• **Source records**
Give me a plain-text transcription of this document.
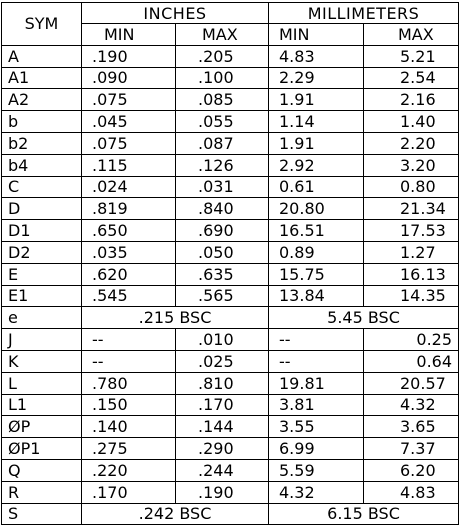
SYM	INCHES		MILLIMETERS	
	MIN	MAX	MIN	MAX
A	.190	.205	4.83	5.21
A1	.090	.100	2.29	2.54
A2	.075	.085	1.91	2.16
b	.045	.055	1.14	1.40
b2	.075	.087	1.91	2.20
b4	.115	.126	2.92	3.20
C	.024	.031	0.61	0.80
D	.819	.840	20.80	21.34
D1	.650	.690	16.51	17.53
D2	.035	.050	0.89	1.27
E	.620	.635	15.75	16.13
E1	.545	.565	13.84	14.35
e	.215 BSC		5.45 BSC	
J	--	.010	--	0.25
K	--	.025	--	0.64
L	.780	.810	19.81	20.57
L1	.150	.170	3.81	4.32
ØP	.140	.144	3.55	3.65
ØP1	.275	.290	6.99	7.37
Q	.220	.244	5.59	6.20
R	.170	.190	4.32	4.83
S	.242 BSC		6.15 BSC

• **Problem statement**
Retype the listing exactly. Pictures do not belong in the copy.

• **Written response**
Give me a plain-text transcription of this document.
SYM	INCHES		MILLIMETERS	
	MIN	MAX	MIN	MAX
A	.190	.205	4.83	5.21
A1	.090	.100	2.29	2.54
A2	.075	.085	1.91	2.16
b	.045	.055	1.14	1.40
b2	.075	.087	1.91	2.20
b4	.115	.126	2.92	3.20
C	.024	.031	0.61	0.80
D	.819	.840	20.80	21.34
D1	.650	.690	16.51	17.53
D2	.035	.050	0.89	1.27
E	.620	.635	15.75	16.13
E1	.545	.565	13.84	14.35
e	.215 BSC		5.45 BSC	
J	--	.010	--	0.25
K	--	.025	--	0.64
L	.780	.810	19.81	20.57
L1	.150	.170	3.81	4.32
ØP	.140	.144	3.55	3.65
ØP1	.275	.290	6.99	7.37
Q	.220	.244	5.59	6.20
R	.170	.190	4.32	4.83
S	.242 BSC		6.15 BSC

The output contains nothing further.